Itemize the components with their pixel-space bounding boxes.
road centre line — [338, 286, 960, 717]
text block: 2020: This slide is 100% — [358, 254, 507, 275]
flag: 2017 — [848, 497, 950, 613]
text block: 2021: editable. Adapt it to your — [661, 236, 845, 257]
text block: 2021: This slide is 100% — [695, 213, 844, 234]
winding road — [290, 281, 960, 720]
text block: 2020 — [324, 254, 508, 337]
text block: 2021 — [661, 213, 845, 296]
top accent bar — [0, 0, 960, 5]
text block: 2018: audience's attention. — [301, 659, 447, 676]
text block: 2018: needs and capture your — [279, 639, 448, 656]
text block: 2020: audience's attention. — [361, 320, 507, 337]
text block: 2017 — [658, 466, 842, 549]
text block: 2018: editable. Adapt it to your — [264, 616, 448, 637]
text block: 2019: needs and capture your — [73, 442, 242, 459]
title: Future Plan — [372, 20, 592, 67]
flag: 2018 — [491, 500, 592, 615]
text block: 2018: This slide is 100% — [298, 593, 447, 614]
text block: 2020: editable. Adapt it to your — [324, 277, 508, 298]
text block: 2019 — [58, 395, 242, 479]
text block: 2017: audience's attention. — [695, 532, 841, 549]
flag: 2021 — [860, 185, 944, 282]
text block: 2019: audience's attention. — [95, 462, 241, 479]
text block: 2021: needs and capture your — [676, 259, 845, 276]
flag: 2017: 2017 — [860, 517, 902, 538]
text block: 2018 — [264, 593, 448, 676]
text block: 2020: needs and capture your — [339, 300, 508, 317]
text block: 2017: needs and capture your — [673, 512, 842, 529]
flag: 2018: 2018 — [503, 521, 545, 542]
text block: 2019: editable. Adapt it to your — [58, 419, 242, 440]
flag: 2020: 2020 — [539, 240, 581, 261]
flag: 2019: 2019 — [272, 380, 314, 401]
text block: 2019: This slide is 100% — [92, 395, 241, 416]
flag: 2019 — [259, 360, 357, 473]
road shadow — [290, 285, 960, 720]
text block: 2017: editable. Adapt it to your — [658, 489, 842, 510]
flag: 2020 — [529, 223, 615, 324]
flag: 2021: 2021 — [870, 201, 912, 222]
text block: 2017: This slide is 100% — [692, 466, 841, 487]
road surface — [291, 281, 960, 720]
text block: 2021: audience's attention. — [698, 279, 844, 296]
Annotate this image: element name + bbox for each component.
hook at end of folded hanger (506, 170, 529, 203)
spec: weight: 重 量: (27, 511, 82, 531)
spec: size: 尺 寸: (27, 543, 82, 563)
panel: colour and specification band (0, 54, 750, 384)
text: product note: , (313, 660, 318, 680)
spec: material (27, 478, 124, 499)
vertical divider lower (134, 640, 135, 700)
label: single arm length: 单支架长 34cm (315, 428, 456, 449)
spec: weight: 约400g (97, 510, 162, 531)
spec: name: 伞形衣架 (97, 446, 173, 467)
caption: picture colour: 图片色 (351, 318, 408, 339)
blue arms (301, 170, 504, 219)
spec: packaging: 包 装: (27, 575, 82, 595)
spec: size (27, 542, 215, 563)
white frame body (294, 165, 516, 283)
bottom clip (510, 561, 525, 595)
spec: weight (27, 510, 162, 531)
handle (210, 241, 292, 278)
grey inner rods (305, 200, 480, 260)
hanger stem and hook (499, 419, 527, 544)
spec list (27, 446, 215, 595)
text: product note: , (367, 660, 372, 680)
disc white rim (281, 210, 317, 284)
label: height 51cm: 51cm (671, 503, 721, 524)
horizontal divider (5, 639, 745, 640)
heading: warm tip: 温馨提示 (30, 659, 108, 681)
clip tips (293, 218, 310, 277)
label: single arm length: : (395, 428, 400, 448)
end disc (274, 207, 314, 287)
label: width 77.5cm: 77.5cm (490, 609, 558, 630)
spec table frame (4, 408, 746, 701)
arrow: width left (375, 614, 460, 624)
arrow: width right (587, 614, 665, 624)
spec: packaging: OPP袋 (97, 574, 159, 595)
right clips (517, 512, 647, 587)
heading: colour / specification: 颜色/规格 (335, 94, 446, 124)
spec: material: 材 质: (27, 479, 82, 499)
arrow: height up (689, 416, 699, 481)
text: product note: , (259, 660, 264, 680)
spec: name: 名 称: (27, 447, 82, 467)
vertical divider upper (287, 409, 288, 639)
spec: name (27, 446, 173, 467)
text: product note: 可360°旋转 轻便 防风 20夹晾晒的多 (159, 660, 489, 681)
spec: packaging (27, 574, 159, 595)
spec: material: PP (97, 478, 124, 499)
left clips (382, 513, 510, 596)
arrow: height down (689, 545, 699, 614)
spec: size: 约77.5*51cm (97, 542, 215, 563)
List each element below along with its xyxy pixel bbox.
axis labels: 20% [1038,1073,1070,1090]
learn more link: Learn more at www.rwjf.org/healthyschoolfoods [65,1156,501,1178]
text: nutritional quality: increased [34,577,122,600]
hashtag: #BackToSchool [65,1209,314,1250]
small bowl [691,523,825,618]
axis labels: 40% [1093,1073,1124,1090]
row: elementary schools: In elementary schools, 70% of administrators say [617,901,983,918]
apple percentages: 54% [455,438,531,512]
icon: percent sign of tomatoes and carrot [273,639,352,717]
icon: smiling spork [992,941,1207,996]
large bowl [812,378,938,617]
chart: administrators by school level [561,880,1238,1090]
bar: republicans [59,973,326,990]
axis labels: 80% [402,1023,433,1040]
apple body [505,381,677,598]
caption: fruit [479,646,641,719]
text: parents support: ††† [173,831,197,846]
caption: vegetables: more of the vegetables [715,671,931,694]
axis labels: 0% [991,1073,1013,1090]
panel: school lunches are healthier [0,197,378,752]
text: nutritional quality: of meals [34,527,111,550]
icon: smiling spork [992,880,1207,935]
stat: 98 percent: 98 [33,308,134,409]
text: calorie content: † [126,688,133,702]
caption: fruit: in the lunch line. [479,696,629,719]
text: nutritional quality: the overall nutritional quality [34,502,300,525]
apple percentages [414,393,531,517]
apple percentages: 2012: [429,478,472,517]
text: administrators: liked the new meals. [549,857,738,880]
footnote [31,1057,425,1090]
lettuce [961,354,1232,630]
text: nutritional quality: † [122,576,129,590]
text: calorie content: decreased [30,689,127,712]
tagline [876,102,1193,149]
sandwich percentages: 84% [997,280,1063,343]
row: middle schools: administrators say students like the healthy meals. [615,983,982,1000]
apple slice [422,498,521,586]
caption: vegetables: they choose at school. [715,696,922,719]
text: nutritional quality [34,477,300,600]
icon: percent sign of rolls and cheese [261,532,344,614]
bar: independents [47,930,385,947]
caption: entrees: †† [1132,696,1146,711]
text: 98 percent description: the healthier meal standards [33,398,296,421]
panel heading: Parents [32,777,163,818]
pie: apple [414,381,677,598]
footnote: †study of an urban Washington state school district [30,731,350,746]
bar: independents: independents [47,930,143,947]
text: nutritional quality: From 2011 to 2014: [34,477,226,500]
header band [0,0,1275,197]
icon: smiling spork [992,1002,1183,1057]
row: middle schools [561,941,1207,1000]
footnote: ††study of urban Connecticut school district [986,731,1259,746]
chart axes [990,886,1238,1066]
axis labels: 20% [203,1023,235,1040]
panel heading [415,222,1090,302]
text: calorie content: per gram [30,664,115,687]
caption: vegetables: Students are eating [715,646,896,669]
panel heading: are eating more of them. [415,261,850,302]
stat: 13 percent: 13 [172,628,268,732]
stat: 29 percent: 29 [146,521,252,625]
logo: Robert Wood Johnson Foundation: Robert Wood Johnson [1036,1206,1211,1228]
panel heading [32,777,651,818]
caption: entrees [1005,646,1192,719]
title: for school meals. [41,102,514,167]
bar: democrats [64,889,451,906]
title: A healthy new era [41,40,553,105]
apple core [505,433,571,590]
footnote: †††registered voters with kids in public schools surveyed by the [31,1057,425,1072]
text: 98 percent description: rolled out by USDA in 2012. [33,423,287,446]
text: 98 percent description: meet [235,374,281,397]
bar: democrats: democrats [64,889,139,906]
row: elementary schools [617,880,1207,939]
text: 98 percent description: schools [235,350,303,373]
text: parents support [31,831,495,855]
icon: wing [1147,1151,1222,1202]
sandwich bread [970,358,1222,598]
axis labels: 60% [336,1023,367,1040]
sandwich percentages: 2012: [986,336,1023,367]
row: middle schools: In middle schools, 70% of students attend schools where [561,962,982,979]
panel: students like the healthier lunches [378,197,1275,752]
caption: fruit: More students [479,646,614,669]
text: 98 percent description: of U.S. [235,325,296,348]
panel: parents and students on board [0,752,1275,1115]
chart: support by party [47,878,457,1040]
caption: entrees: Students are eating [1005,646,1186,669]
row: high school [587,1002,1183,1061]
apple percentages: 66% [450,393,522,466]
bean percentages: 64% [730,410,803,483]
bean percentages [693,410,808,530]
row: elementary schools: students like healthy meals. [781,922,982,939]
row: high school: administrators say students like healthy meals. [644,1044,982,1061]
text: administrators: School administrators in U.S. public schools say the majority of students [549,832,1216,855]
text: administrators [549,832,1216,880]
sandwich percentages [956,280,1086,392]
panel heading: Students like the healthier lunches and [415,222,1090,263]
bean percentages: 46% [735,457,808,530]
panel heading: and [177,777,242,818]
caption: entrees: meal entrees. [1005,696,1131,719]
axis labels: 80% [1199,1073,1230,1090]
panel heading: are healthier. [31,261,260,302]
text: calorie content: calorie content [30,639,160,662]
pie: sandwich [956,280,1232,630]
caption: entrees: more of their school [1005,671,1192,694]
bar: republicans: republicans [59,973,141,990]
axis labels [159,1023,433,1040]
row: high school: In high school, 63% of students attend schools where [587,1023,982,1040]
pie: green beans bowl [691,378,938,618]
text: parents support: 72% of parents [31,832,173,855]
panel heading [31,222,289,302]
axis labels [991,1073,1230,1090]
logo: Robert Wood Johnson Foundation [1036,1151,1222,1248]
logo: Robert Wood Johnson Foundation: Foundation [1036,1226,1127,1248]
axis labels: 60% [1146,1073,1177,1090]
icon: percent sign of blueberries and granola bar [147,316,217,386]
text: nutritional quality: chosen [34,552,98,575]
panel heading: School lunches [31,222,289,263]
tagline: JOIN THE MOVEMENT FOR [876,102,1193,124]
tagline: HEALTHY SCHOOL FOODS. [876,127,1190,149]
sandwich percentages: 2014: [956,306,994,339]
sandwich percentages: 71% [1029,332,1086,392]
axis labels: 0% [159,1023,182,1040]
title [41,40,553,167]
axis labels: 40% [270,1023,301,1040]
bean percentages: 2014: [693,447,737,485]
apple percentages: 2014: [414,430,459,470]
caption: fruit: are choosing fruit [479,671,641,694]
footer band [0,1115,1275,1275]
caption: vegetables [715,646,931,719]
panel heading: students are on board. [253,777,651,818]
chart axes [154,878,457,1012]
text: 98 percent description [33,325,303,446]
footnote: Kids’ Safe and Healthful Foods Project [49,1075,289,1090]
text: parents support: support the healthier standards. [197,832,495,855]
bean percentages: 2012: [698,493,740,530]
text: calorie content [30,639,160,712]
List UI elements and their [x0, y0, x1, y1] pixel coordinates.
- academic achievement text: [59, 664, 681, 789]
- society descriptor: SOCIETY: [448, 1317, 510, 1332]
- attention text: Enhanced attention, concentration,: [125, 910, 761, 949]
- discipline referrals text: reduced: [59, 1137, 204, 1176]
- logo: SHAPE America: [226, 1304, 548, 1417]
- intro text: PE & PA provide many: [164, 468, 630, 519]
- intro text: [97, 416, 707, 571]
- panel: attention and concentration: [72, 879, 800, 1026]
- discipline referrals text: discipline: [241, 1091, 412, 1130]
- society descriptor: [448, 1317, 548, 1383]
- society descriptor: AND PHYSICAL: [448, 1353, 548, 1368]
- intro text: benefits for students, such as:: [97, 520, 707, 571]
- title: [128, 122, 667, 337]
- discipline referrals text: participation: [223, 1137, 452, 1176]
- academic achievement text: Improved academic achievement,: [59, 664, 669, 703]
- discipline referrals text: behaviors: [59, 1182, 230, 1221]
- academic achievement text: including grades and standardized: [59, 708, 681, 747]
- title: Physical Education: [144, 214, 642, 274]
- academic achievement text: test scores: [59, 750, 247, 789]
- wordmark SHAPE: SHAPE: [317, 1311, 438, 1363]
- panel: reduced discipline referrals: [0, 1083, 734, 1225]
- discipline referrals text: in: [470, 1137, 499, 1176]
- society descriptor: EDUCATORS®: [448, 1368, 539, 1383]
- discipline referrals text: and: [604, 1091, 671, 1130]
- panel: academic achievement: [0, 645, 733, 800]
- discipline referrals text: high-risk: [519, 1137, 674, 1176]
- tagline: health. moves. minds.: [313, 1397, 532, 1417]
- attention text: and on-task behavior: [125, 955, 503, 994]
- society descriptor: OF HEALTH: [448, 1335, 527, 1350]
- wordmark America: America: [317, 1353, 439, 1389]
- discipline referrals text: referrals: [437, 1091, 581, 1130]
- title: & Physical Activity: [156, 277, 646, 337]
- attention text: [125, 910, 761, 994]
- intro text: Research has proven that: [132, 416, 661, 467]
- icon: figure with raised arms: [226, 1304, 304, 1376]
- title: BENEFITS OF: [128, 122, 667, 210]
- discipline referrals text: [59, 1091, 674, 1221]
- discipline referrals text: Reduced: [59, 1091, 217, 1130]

What you are asked to do: Reproduce the entries word for word, starting at their very first line and ending at the line that contains "spec: size: 尺 寸: (27, 543, 82, 563)", including both of those lines.

Finished task:
Itemize the components with their pixel-space bounding boxes.
road centre line — [338, 286, 960, 717]
text block: 2020: This slide is 100% — [358, 254, 507, 275]
flag: 2017 — [848, 497, 950, 613]
text block: 2021: editable. Adapt it to your — [661, 236, 845, 257]
text block: 2021: This slide is 100% — [695, 213, 844, 234]
winding road — [290, 281, 960, 720]
text block: 2020 — [324, 254, 508, 337]
text block: 2021 — [661, 213, 845, 296]
top accent bar — [0, 0, 960, 5]
text block: 2018: audience's attention. — [301, 659, 447, 676]
text block: 2018: needs and capture your — [279, 639, 448, 656]
text block: 2020: audience's attention. — [361, 320, 507, 337]
text block: 2017 — [658, 466, 842, 549]
text block: 2018: editable. Adapt it to your — [264, 616, 448, 637]
text block: 2019: needs and capture your — [73, 442, 242, 459]
title: Future Plan — [372, 20, 592, 67]
flag: 2018 — [491, 500, 592, 615]
text block: 2018: This slide is 100% — [298, 593, 447, 614]
text block: 2020: editable. Adapt it to your — [324, 277, 508, 298]
text block: 2019 — [58, 395, 242, 479]
text block: 2017: audience's attention. — [695, 532, 841, 549]
flag: 2021 — [860, 185, 944, 282]
text block: 2019: audience's attention. — [95, 462, 241, 479]
text block: 2021: needs and capture your — [676, 259, 845, 276]
flag: 2017: 2017 — [860, 517, 902, 538]
text block: 2018 — [264, 593, 448, 676]
text block: 2020: needs and capture your — [339, 300, 508, 317]
text block: 2017: needs and capture your — [673, 512, 842, 529]
flag: 2018: 2018 — [503, 521, 545, 542]
text block: 2019: editable. Adapt it to your — [58, 419, 242, 440]
flag: 2020: 2020 — [539, 240, 581, 261]
flag: 2019: 2019 — [272, 380, 314, 401]
text block: 2019: This slide is 100% — [92, 395, 241, 416]
flag: 2019 — [259, 360, 357, 473]
road shadow — [290, 285, 960, 720]
text block: 2017: editable. Adapt it to your — [658, 489, 842, 510]
flag: 2020 — [529, 223, 615, 324]
flag: 2021: 2021 — [870, 201, 912, 222]
text block: 2017: This slide is 100% — [692, 466, 841, 487]
road surface — [291, 281, 960, 720]
text block: 2021: audience's attention. — [698, 279, 844, 296]
Annotate this image: element name + bbox for each component.
hook at end of folded hanger (506, 170, 529, 203)
spec: weight: 重 量: (27, 511, 82, 531)
spec: size: 尺 寸: (27, 543, 82, 563)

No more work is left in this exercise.